▸ **ВАША ЗАДАЧА**: Перепишите полностью и без изменений приведённый ниже текст о Виталии Калоеве.

▸ **ФРАГМЕНТ ТЕКСТА**:
Шестнадцать лет спецкоры пытались сесть ему на хвост и каждый раз возвращались ни с чем. Казалось, догнать Калоева — это утопия. С журналистами у него навсегда разошлись дороги, и уже давно своя колея.
Юг России, Северная Осетия. Дорога, как неутомимая горская лошадь, взбирается между скал всё выше, поближе к небу. Белый внедорожник тормозит на краю живописного ущелья.
— Очень приятно для нашего народа.
— Да?
— Мы гордимся вами.
— Что ты говоришь?
— Личным знакомством!
Перед объективом телекамеры Виталий Калоев заметно смущается. Высокий статный мужчина немного сутулится и медвежьей походкой идёт к своей машине. — В этих краях верят, что горы показывают человека таким, какой он и есть. Наверное, поэтому для откровенного разговора Калоев выбрал это место — у самой бездны. Поднимались. Смотрели. Оттуда сверху. Ну, это когда было… В той жизни. Разговор не клеится. Его взгляд говорит больше слов. В глазах отражается прошлое. Тоже боремся, тоже. Живём. Становится трудно дышать. Густой горный воздух, кажется, можно резать кавказским кинжалом. В гнетущей тишине хлопушка ассистента режиссёра звучит как пистолетный выстрел. Он никогда и ничего не делал по команде. Уж тем более режиссёра. Камеры работают в тишине, седой мужчина долго молчит. Как перед исповедью. Что сделаешь? Сколько сможем, столько будем помнить, столько будем… …нести этот крест.
Свой крест вот уже 16 лет он несёт один, не жалуясь и ни с кем не обсуждая. Но сил молчать больше нет. А значит, пришло время выговориться.
— Вообще-то, вот когда я… …и собирался туда, и… …думал об этом, и всё, я не думал, что, например… …вот и журналисты, и… …народ, и… вот те, кому дорога вот судьба детей, как бы, встанут на защиту, я вообще об этом не думал.

▸ **ФРАГМЕНТ ДАННЫХ**:
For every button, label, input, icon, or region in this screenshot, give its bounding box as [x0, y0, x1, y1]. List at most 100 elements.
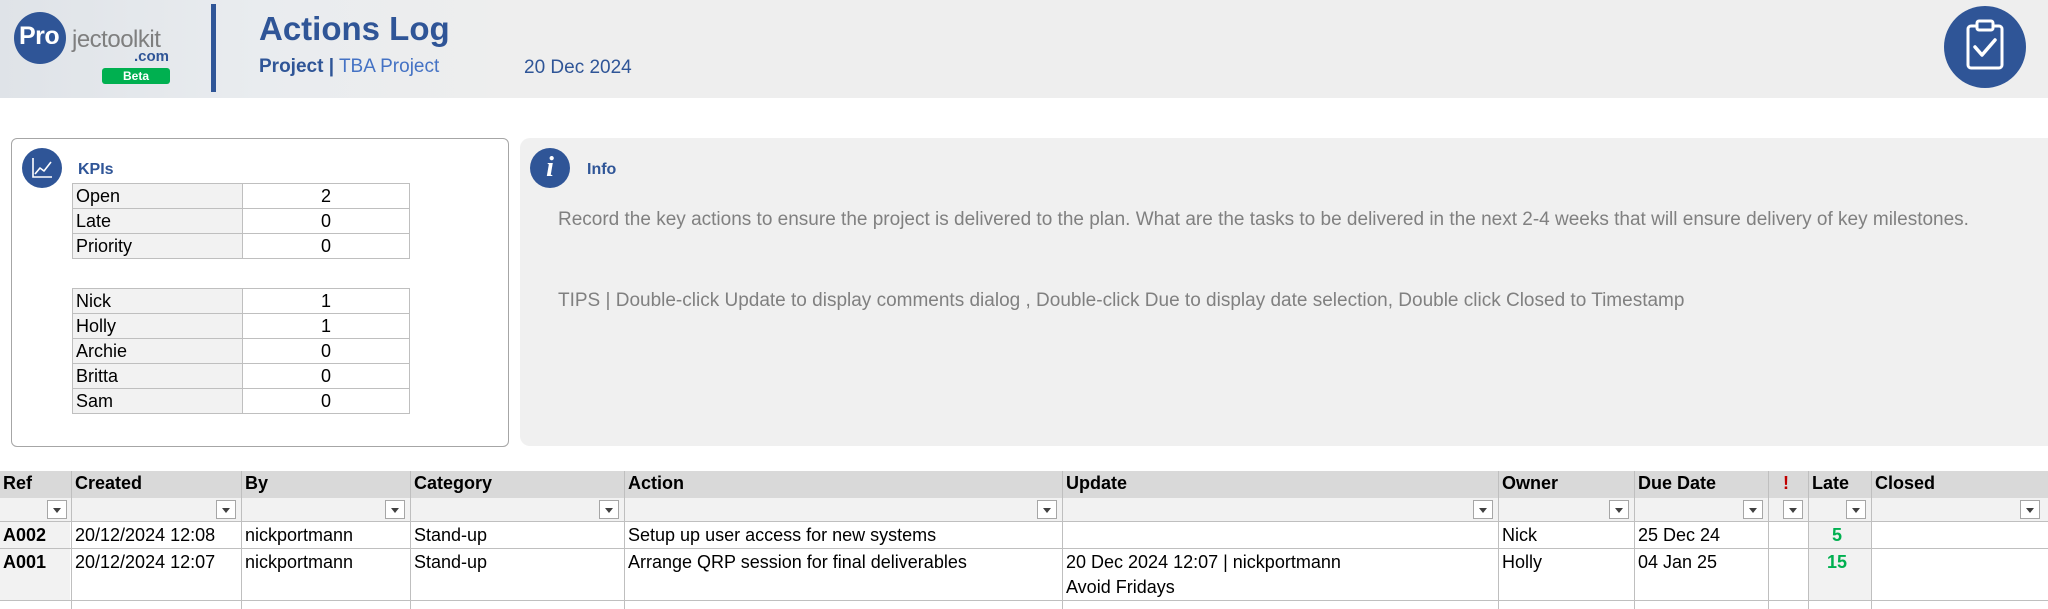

▸ **ПИСЬМЕННЫЙ ОТВЕТ**:
Шестнадцать лет спецкоры пытались сесть ему на хвост и каждый раз возвращались ни с чем. Казалось, догнать Калоева — это утопия. С журналистами у него навсегда разошлись дороги, и уже давно своя колея.
Юг России, Северная Осетия. Дорога, как неутомимая горская лошадь, взбирается между скал всё выше, поближе к небу. Белый внедорожник тормозит на краю живописного ущелья.
— Очень приятно для нашего народа.
— Да?
— Мы гордимся вами.
— Что ты говоришь?
— Личным знакомством!
Перед объективом телекамеры Виталий Калоев заметно смущается. Высокий статный мужчина немного сутулится и медвежьей походкой идёт к своей машине. — В этих краях верят, что горы показывают человека таким, какой он и есть. Наверное, поэтому для откровенного разговора Калоев выбрал это место — у самой бездны. Поднимались. Смотрели. Оттуда сверху. Ну, это когда было… В той жизни. Разговор не клеится. Его взгляд говорит больше слов. В глазах отражается прошлое. Тоже боремся, тоже. Живём. Становится трудно дышать. Густой горный воздух, кажется, можно резать кавказским кинжалом. В гнетущей тишине хлопушка ассистента режиссёра звучит как пистолетный выстрел. Он никогда и ничего не делал по команде. Уж тем более режиссёра. Камеры работают в тишине, седой мужчина долго молчит. Как перед исповедью. Что сделаешь? Сколько сможем, столько будем помнить, столько будем… …нести этот крест.
Свой крест вот уже 16 лет он несёт один, не жалуясь и ни с кем не обсуждая. Но сил молчать больше нет. А значит, пришло время выговориться.
— Вообще-то, вот когда я… …и собирался туда, и… …думал об этом, и всё, я не думал, что, например… …вот и журналисты, и… …народ, и… вот те, кому дорога вот судьба детей, как бы, встанут на защиту, я вообще об этом не думал.